Goal of the exercise:
Provide an exact transcription of all the records.

**** Provided material

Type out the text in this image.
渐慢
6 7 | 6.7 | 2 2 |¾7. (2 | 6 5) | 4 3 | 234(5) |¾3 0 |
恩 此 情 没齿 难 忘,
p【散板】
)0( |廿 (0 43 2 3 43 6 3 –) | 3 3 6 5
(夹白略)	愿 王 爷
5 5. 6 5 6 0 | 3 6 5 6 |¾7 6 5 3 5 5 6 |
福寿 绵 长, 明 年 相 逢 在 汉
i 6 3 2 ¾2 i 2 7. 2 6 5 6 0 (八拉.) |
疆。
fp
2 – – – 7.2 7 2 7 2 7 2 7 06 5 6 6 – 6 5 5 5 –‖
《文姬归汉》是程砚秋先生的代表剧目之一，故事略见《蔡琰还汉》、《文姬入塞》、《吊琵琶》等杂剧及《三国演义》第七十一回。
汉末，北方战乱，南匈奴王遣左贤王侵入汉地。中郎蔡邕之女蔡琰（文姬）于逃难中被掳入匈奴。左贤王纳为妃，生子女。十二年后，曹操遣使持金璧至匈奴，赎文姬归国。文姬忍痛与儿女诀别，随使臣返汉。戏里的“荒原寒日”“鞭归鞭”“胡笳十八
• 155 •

********

Exercise answer:
Type out the text in this image.
渐慢
6 7 | 6.7 | 2 2 |¾7. (2 | 6 5) | 4 3 | 234(5) |¾3 0 |
恩 此 情 没齿 难 忘,
p【散板】
)0( |廿 (0 43 2 3 43 6 3 –) | 3 3 6 5
(夹白略)	愿 王 爷
5 5. 6 5 6 0 | 3 6 5 6 |¾7 6 5 3 5 5 6 |
福寿 绵 长, 明 年 相 逢 在 汉
i 6 3 2 ¾2 i 2 7. 2 6 5 6 0 (八拉.) |
疆。
fp
2 – – – 7.2 7 2 7 2 7 2 7 06 5 6 6 – 6 5 5 5 –‖
《文姬归汉》是程砚秋先生的代表剧目之一，故事略见《蔡琰还汉》、《文姬入塞》、《吊琵琶》等杂剧及《三国演义》第七十一回。
汉末，北方战乱，南匈奴王遣左贤王侵入汉地。中郎蔡邕之女蔡琰（文姬）于逃难中被掳入匈奴。左贤王纳为妃，生子女。十二年后，曹操遣使持金璧至匈奴，赎文姬归国。文姬忍痛与儿女诀别，随使臣返汉。戏里的“荒原寒日”“鞭归鞭”“胡笳十八
• 155 •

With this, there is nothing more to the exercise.